[PAGE TEXT]

====================

Revolution of Love and Marriage During the periods of World War I and World War II, a revolution occurred in the relationship between men and women. Women learned that they could do almost anything men could do-as well as, and in many instances better. It was realized that women live longer, are healthier, have a higher threshold of pain than men, and can successfully compete with men scholastically.

This realization offered to women a new spectrum of satisfactions and opportunities, based in large measure on an improved self-image, which had long been denied them. For them it indicated the end of the primarily male-dominated and male-structured society. The modem woman in the first half of the twentieth century desired equality in every way, beginning with sex and the vote.

At about the same time, contraceptive devices were perfected.

Now woman could be man’s equal not only in society, in business, and in scholarship, but also in sexual convenience; the sex act could be enjoyed by both without the woman’s having to fear an unwanted pregnancy.

In past centuries in Western society, it has been considered important for a bride to be a virgin, whereas this condition seldom was required of the male, or even considered desirable. Today, though people may pay lip service to the idea of the virgin bride, in practice it is not generally considered important. Evidence from Kinsey and other authorities indicates that during the past thirty years women have practiced premarital sexual relations at an increasing rate.

Probably promiscuity has always been common in certain lower socio-economic groups, but in the upper middle class it was considered relatively rare until twenty years ago; at least it was not as obvious. The desire for extramarital intercourse has been increased by the advent of mass-communication media, particularly television and advertising. These have tended to make sex both in and out of marriage-appear to be the most important thing in the lives of most Americans. The effect of the growing sex emphasis is shown, for example, in the fact that in the year 1962 in California 57,000 babies were born to "child mothers" twelve to eighteen years old.

Thousands of high-school students are being married annually.

In California, one third of these are in the ninth and tenth grades. A great many of these couples marry not because they wish to, but because the girl is pregnant. The frequency of premarital intercourse among these California high-school students has considerable Significance because it indicates a corresponding trend among adults-a trend less clearly reflected in statistics concerning adult women, despite their greater opportunities for sexual activity, because they have easy access to contraceptives and sexual information usually unavailable to their teen-age counterparts.

====================

[Extracted records]
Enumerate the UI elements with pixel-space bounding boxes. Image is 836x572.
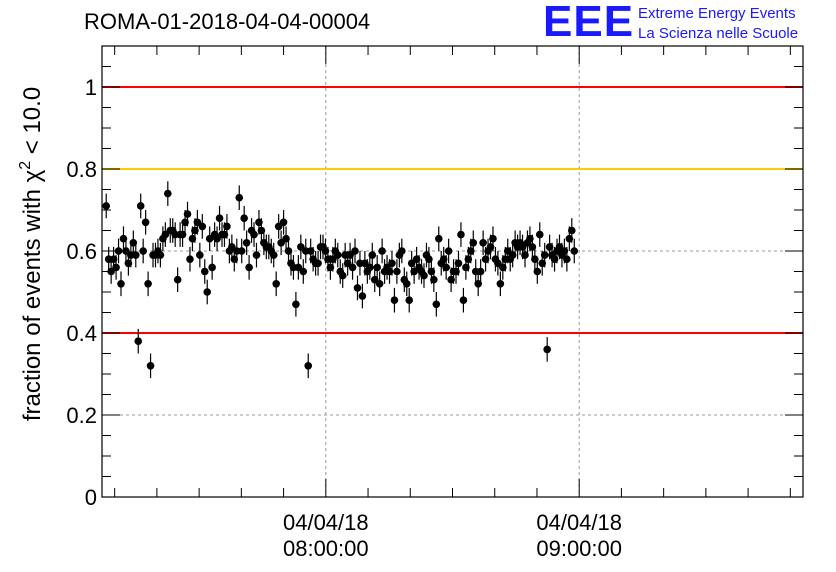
data-point [215, 214, 224, 222]
data-point [398, 247, 406, 255]
data-point [292, 300, 300, 309]
data-point [570, 247, 579, 255]
data-point [420, 271, 428, 280]
data-point [269, 251, 278, 259]
data-point [351, 247, 359, 255]
data-point [299, 267, 308, 276]
data-point [139, 247, 147, 255]
data-point [358, 292, 367, 300]
data-point [489, 234, 497, 243]
data-point [378, 247, 386, 255]
data-point [235, 193, 244, 202]
data-point [164, 189, 172, 198]
y-tick-label: 1 [85, 75, 97, 100]
axes-ticks [102, 45, 803, 498]
data-point [479, 239, 487, 247]
data-point [368, 251, 377, 259]
x-tick-time-label: 09:00:00 [536, 536, 622, 561]
data-point [183, 210, 192, 218]
x-tick-time-label: 08:00:00 [283, 536, 369, 561]
data-point [338, 271, 347, 280]
y-tick-label: 0.4 [66, 321, 97, 346]
data-point [208, 263, 216, 272]
data-point [198, 222, 207, 231]
data-point [102, 202, 111, 210]
data-point [314, 259, 322, 268]
data-point [223, 222, 231, 231]
data-point [136, 202, 145, 210]
data-point [237, 247, 246, 255]
data-point [156, 251, 165, 259]
data-point [444, 247, 453, 255]
data-point [405, 296, 414, 305]
logo-line-1: Extreme Energy Events [638, 5, 796, 22]
x-tick-date-label: 04/04/18 [536, 510, 622, 535]
data-point [393, 267, 401, 276]
data-point [200, 267, 209, 276]
data-point [388, 259, 396, 268]
data-point [196, 251, 204, 259]
data-point [543, 345, 551, 354]
data-point [442, 263, 450, 272]
x-tick-date-label: 04/04/18 [283, 510, 369, 535]
data-point [469, 239, 478, 247]
data-point [353, 284, 362, 292]
data-point [430, 275, 438, 284]
data-point [141, 218, 150, 227]
y-axis-label: fraction of events with χ2 < 10.0 [17, 87, 46, 421]
data-point [333, 251, 342, 259]
data-point [146, 362, 155, 370]
data-point [304, 362, 313, 370]
data-point [279, 218, 288, 227]
data-point [563, 255, 571, 263]
reference-lines [102, 86, 803, 334]
data-point [373, 263, 381, 272]
y-tick-label: 0 [85, 485, 97, 510]
data-point [459, 296, 468, 305]
data-point [533, 267, 542, 276]
data-point [535, 230, 544, 239]
data-point [272, 280, 280, 288]
eee-logo-letters: EEE [543, 0, 635, 46]
data-point [476, 267, 485, 276]
data-series [102, 181, 579, 379]
data-point [457, 230, 465, 239]
data-point [390, 296, 399, 305]
data-point [252, 251, 261, 259]
data-point [496, 280, 505, 288]
y-tick-label: 0.2 [66, 403, 97, 428]
data-point [454, 259, 463, 268]
data-point [402, 280, 411, 288]
data-point [250, 230, 258, 239]
data-point [245, 263, 253, 272]
data-point [434, 234, 443, 243]
y-tick-label: 0.8 [66, 157, 97, 182]
data-point [144, 280, 152, 288]
y-tick-label: 0.6 [66, 239, 97, 264]
data-point [173, 275, 182, 284]
chart-title: ROMA-01-2018-04-04-00004 [84, 9, 371, 34]
data-point [375, 280, 384, 288]
data-point [203, 288, 212, 296]
eee-logo: EEE Extreme Energy Events La Scienza nel… [543, 0, 833, 46]
data-point [131, 251, 140, 259]
data-point [112, 263, 120, 272]
data-point [242, 239, 251, 247]
data-point [240, 214, 248, 222]
data-point [134, 337, 143, 346]
data-point [432, 300, 441, 309]
tick-labels: 00.20.40.60.8104/04/1808:00:0004/04/1809… [66, 75, 622, 561]
data-point [540, 251, 549, 259]
data-point [567, 226, 576, 235]
data-point [348, 263, 357, 272]
logo-line-2: La Scienza nelle Scuole [638, 25, 799, 42]
data-point [186, 255, 194, 263]
data-point [117, 280, 125, 288]
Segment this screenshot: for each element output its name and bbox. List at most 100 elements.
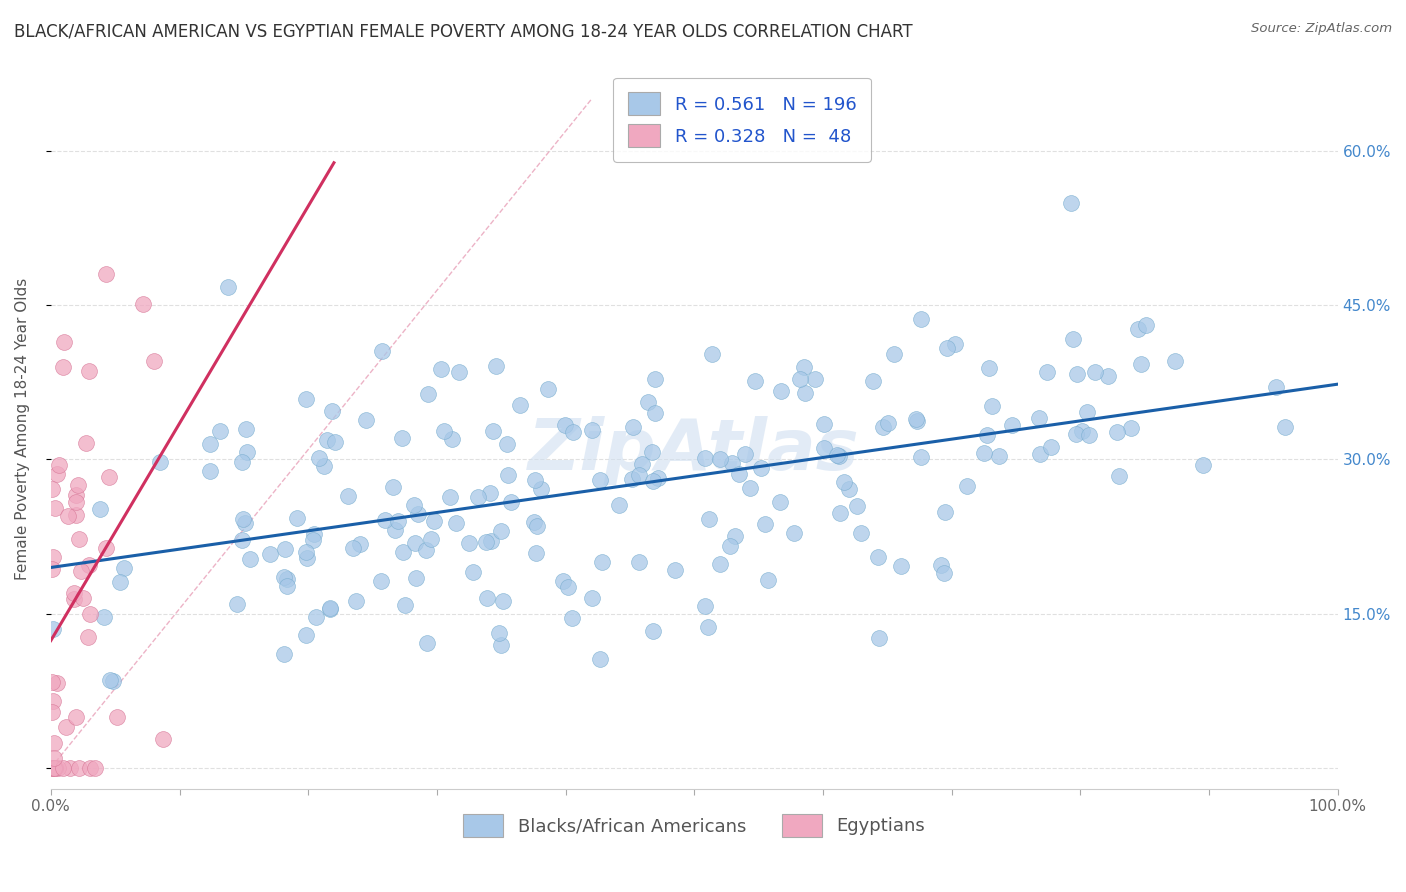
Point: [724, 528, 747, 542]
Point: [461, 565, 484, 579]
Point: [557, 580, 579, 594]
Point: [910, 311, 932, 326]
Point: [415, 542, 437, 557]
Point: [404, 536, 426, 550]
Point: [65, 494, 87, 508]
Point: [200, 437, 222, 451]
Point: [59, 761, 82, 775]
Point: [420, 532, 443, 546]
Point: [305, 609, 328, 624]
Point: [89, 502, 111, 516]
Point: [67, 761, 90, 775]
Point: [304, 527, 326, 541]
Point: [973, 445, 995, 459]
Text: Source: ZipAtlas.com: Source: ZipAtlas.com: [1251, 22, 1392, 36]
Point: [44, 761, 66, 775]
Point: [607, 498, 630, 512]
Point: [581, 591, 603, 605]
Point: [849, 526, 872, 541]
Point: [1135, 318, 1157, 332]
Point: [235, 422, 257, 436]
Point: [862, 374, 884, 388]
Point: [69, 533, 91, 547]
Point: [591, 555, 613, 569]
Point: [48, 458, 70, 473]
Point: [83, 761, 105, 775]
Point: [478, 485, 501, 500]
Point: [217, 280, 239, 294]
Point: [754, 516, 776, 531]
Point: [1029, 447, 1052, 461]
Y-axis label: Female Poverty Among 18-24 Year Olds: Female Poverty Among 18-24 Year Olds: [15, 277, 30, 580]
Point: [868, 549, 890, 564]
Point: [301, 533, 323, 548]
Point: [276, 572, 298, 586]
Point: [905, 412, 928, 426]
Point: [562, 425, 585, 439]
Point: [793, 359, 815, 374]
Point: [932, 566, 955, 580]
Point: [728, 467, 751, 481]
Point: [1126, 322, 1149, 336]
Point: [1130, 357, 1153, 371]
Point: [1076, 405, 1098, 419]
Point: [956, 479, 979, 493]
Point: [354, 413, 377, 427]
Point: [664, 563, 686, 577]
Point: [63, 592, 86, 607]
Legend: Blacks/African Americans, Egyptians: Blacks/African Americans, Egyptians: [456, 806, 932, 845]
Point: [46, 761, 69, 775]
Point: [105, 709, 128, 723]
Point: [239, 552, 262, 566]
Point: [336, 489, 359, 503]
Point: [813, 417, 835, 431]
Point: [1060, 196, 1083, 211]
Point: [387, 514, 409, 528]
Point: [644, 372, 666, 386]
Point: [405, 571, 427, 585]
Point: [696, 620, 718, 634]
Point: [41, 561, 63, 575]
Point: [718, 539, 741, 553]
Point: [1071, 424, 1094, 438]
Point: [1062, 332, 1084, 346]
Point: [589, 474, 612, 488]
Point: [208, 424, 231, 438]
Point: [709, 557, 731, 571]
Point: [744, 374, 766, 388]
Point: [641, 474, 664, 488]
Point: [406, 507, 429, 521]
Point: [554, 417, 576, 432]
Point: [643, 624, 665, 639]
Point: [273, 569, 295, 583]
Point: [295, 550, 318, 565]
Point: [647, 470, 669, 484]
Point: [489, 638, 512, 652]
Point: [936, 342, 959, 356]
Point: [501, 495, 523, 509]
Point: [449, 365, 471, 379]
Point: [52, 761, 75, 775]
Point: [637, 395, 659, 409]
Point: [314, 458, 336, 473]
Point: [526, 519, 548, 533]
Point: [41, 761, 63, 775]
Point: [828, 506, 851, 520]
Point: [976, 427, 998, 442]
Point: [342, 541, 364, 555]
Point: [1264, 380, 1286, 394]
Point: [41, 705, 63, 719]
Point: [981, 399, 1004, 413]
Point: [56, 508, 79, 523]
Point: [41, 622, 63, 636]
Point: [509, 398, 531, 412]
Point: [131, 297, 153, 311]
Point: [481, 424, 503, 438]
Point: [42, 549, 65, 564]
Point: [1274, 420, 1296, 434]
Point: [1077, 428, 1099, 442]
Point: [441, 432, 464, 446]
Point: [709, 452, 731, 467]
Point: [273, 647, 295, 661]
Point: [876, 416, 898, 430]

====================

[REQUIRED ACTIONS]
1) The passage on the revolution of love and marriage gives several things that came to be realized about women during the two world wars. List them.
2) In the passage on the revolution of love and marriage, how many babies were born to "child mothers" in California in 1962?
3) Carry on the passage on the revolution of love and marriage from its last sentence.

[RESPONSES BY TASK]
1)
- Women live longer than men.
- Women are healthier than men.
- Women have a higher threshold of pain than men.
- Women can successfully compete with men scholastically.

2) 57,000 babies were born to mothers twelve to eighteen years old.

3)
Two forces remain to be considered in this survey of the history of marriage. The first is religion: When the Holy Roman Empire was at its peak, the Church exerted control over all facets of human life in Western Europe by means of canonical law. The most stringent canonical laws concerned marriage. For many ages marriage laws and customs had been civil, but then the Church moved in and took control. The first step was to make marriage a Holy Sacrament, for in the New Testament there is no proviso for this.

The hold of the Church for many centuries was so complete throughout Western Europe that almost everyone believed and accepted anything (religious or nonreligious) which came from Rome. One breach occurred in the sixteenth century with the discoveries of Copernicus. His declaration that the planets, including the earth, revolve about the sun, that the earth is not the center of the universe, as the Church maintained, was heard throughout Europe. More and more, men of learning doubted some of the edicts which came from Rome. Also, with the emergence of the Protestant Churches, Roman Catholic control over many aspects of life was reduced. It became possible for the elite to divorce without having the Pope’s permission.

The growing disbelief in the Church’s infallibility also resulted in time in the rejection of the Church’s definition of male and female characteristics, including the evil nature of woman and the natural superiority of man.

Another force which influences marriage is economics. Until the nineteenth century, the European family was a unit of economic survival. Most people lived on the land or maintained family industries. The larger the family, the more hands there were to work at home. This arrangement may have been hard on the wife, but no one seemed to care about that in the male dominated society.